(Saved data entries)
# # # #

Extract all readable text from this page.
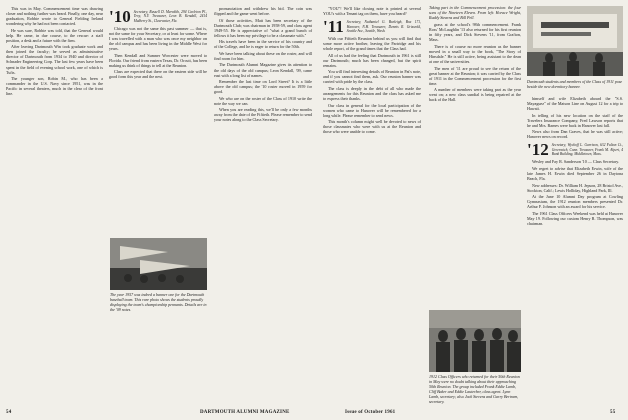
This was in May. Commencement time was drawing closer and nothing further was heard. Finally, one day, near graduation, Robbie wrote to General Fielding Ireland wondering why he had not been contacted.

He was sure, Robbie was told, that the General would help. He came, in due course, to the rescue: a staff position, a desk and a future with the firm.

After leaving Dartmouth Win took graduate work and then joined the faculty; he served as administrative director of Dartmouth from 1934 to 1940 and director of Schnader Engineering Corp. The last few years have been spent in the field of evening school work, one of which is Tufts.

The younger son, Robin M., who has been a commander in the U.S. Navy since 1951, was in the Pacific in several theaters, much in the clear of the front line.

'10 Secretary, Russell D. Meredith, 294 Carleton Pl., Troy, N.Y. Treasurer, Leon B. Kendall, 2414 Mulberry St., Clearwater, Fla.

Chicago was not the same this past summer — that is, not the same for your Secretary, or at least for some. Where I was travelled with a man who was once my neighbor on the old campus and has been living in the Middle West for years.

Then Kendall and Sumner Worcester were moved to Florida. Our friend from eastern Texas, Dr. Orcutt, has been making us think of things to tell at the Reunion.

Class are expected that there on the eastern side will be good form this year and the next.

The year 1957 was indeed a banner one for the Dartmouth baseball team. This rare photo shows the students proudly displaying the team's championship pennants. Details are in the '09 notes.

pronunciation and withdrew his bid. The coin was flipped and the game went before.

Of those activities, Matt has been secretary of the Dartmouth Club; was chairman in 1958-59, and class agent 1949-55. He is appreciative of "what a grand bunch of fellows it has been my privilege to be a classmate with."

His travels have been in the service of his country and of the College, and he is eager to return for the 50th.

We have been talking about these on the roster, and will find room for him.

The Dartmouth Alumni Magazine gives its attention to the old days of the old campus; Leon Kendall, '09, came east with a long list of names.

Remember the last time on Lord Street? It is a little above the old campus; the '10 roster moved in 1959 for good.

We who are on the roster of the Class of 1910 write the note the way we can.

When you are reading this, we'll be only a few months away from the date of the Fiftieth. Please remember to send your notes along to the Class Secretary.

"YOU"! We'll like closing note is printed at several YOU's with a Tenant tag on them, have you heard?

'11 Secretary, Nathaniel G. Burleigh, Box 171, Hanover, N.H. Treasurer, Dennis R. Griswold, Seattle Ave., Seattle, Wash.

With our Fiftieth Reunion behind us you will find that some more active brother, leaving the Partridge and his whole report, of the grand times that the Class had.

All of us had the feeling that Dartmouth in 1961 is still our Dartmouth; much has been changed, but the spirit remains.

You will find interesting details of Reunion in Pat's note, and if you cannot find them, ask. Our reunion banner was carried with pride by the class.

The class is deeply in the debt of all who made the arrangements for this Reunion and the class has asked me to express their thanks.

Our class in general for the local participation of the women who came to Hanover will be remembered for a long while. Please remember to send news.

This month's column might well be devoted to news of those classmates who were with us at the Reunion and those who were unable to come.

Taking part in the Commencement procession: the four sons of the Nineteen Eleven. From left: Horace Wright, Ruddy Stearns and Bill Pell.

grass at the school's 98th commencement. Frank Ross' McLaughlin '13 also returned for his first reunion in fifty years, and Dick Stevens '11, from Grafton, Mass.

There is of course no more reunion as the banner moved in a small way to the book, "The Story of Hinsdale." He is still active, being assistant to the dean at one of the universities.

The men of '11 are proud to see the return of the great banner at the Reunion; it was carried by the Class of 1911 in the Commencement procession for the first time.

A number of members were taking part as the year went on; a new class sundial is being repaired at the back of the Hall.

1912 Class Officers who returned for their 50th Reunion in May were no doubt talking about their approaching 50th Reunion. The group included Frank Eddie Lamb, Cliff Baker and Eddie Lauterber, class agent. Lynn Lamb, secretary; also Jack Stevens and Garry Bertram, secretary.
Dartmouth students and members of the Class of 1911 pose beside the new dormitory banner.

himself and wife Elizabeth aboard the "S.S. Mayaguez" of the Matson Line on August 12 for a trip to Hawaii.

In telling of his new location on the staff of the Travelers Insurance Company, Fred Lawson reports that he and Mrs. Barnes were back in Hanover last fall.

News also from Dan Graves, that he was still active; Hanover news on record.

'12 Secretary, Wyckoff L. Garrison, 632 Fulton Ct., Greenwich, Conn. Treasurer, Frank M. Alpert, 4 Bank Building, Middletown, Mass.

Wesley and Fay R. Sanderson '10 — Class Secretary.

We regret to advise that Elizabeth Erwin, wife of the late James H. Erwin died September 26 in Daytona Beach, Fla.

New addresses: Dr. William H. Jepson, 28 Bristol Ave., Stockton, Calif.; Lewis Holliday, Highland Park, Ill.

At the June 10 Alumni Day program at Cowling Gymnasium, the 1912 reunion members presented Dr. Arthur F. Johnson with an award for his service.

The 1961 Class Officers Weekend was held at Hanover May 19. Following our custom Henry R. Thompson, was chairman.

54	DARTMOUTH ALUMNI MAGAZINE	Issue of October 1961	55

# # # #

Quote every record above exactly, omitting any pictures they contain.

— Reply to the task —
Extract all readable text from this page.
This was in May. Commencement time was drawing closer and nothing further was heard. Finally, one day, near graduation, Robbie wrote to General Fielding Ireland wondering why he had not been contacted.

He was sure, Robbie was told, that the General would help. He came, in due course, to the rescue: a staff position, a desk and a future with the firm.

After leaving Dartmouth Win took graduate work and then joined the faculty; he served as administrative director of Dartmouth from 1934 to 1940 and director of Schnader Engineering Corp. The last few years have been spent in the field of evening school work, one of which is Tufts.

The younger son, Robin M., who has been a commander in the U.S. Navy since 1951, was in the Pacific in several theaters, much in the clear of the front line.

'10 Secretary, Russell D. Meredith, 294 Carleton Pl., Troy, N.Y. Treasurer, Leon B. Kendall, 2414 Mulberry St., Clearwater, Fla.

Chicago was not the same this past summer — that is, not the same for your Secretary, or at least for some. Where I was travelled with a man who was once my neighbor on the old campus and has been living in the Middle West for years.

Then Kendall and Sumner Worcester were moved to Florida. Our friend from eastern Texas, Dr. Orcutt, has been making us think of things to tell at the Reunion.

Class are expected that there on the eastern side will be good form this year and the next.

The year 1957 was indeed a banner one for the Dartmouth baseball team. This rare photo shows the students proudly displaying the team's championship pennants. Details are in the '09 notes.

pronunciation and withdrew his bid. The coin was flipped and the game went before.

Of those activities, Matt has been secretary of the Dartmouth Club; was chairman in 1958-59, and class agent 1949-55. He is appreciative of "what a grand bunch of fellows it has been my privilege to be a classmate with."

His travels have been in the service of his country and of the College, and he is eager to return for the 50th.

We have been talking about these on the roster, and will find room for him.

The Dartmouth Alumni Magazine gives its attention to the old days of the old campus; Leon Kendall, '09, came east with a long list of names.

Remember the last time on Lord Street? It is a little above the old campus; the '10 roster moved in 1959 for good.

We who are on the roster of the Class of 1910 write the note the way we can.

When you are reading this, we'll be only a few months away from the date of the Fiftieth. Please remember to send your notes along to the Class Secretary.

"YOU"! We'll like closing note is printed at several YOU's with a Tenant tag on them, have you heard?

'11 Secretary, Nathaniel G. Burleigh, Box 171, Hanover, N.H. Treasurer, Dennis R. Griswold, Seattle Ave., Seattle, Wash.

With our Fiftieth Reunion behind us you will find that some more active brother, leaving the Partridge and his whole report, of the grand times that the Class had.

All of us had the feeling that Dartmouth in 1961 is still our Dartmouth; much has been changed, but the spirit remains.

You will find interesting details of Reunion in Pat's note, and if you cannot find them, ask. Our reunion banner was carried with pride by the class.

The class is deeply in the debt of all who made the arrangements for this Reunion and the class has asked me to express their thanks.

Our class in general for the local participation of the women who came to Hanover will be remembered for a long while. Please remember to send news.

This month's column might well be devoted to news of those classmates who were with us at the Reunion and those who were unable to come.

Taking part in the Commencement procession: the four sons of the Nineteen Eleven. From left: Horace Wright, Ruddy Stearns and Bill Pell.

grass at the school's 98th commencement. Frank Ross' McLaughlin '13 also returned for his first reunion in fifty years, and Dick Stevens '11, from Grafton, Mass.

There is of course no more reunion as the banner moved in a small way to the book, "The Story of Hinsdale." He is still active, being assistant to the dean at one of the universities.

The men of '11 are proud to see the return of the great banner at the Reunion; it was carried by the Class of 1911 in the Commencement procession for the first time.

A number of members were taking part as the year went on; a new class sundial is being repaired at the back of the Hall.

1912 Class Officers who returned for their 50th Reunion in May were no doubt talking about their approaching 50th Reunion. The group included Frank Eddie Lamb, Cliff Baker and Eddie Lauterber, class agent. Lynn Lamb, secretary; also Jack Stevens and Garry Bertram, secretary.
Dartmouth students and members of the Class of 1911 pose beside the new dormitory banner.

himself and wife Elizabeth aboard the "S.S. Mayaguez" of the Matson Line on August 12 for a trip to Hawaii.

In telling of his new location on the staff of the Travelers Insurance Company, Fred Lawson reports that he and Mrs. Barnes were back in Hanover last fall.

News also from Dan Graves, that he was still active; Hanover news on record.

'12 Secretary, Wyckoff L. Garrison, 632 Fulton Ct., Greenwich, Conn. Treasurer, Frank M. Alpert, 4 Bank Building, Middletown, Mass.

Wesley and Fay R. Sanderson '10 — Class Secretary.

We regret to advise that Elizabeth Erwin, wife of the late James H. Erwin died September 26 in Daytona Beach, Fla.

New addresses: Dr. William H. Jepson, 28 Bristol Ave., Stockton, Calif.; Lewis Holliday, Highland Park, Ill.

At the June 10 Alumni Day program at Cowling Gymnasium, the 1912 reunion members presented Dr. Arthur F. Johnson with an award for his service.

The 1961 Class Officers Weekend was held at Hanover May 19. Following our custom Henry R. Thompson, was chairman.

54	DARTMOUTH ALUMNI MAGAZINE	Issue of October 1961	55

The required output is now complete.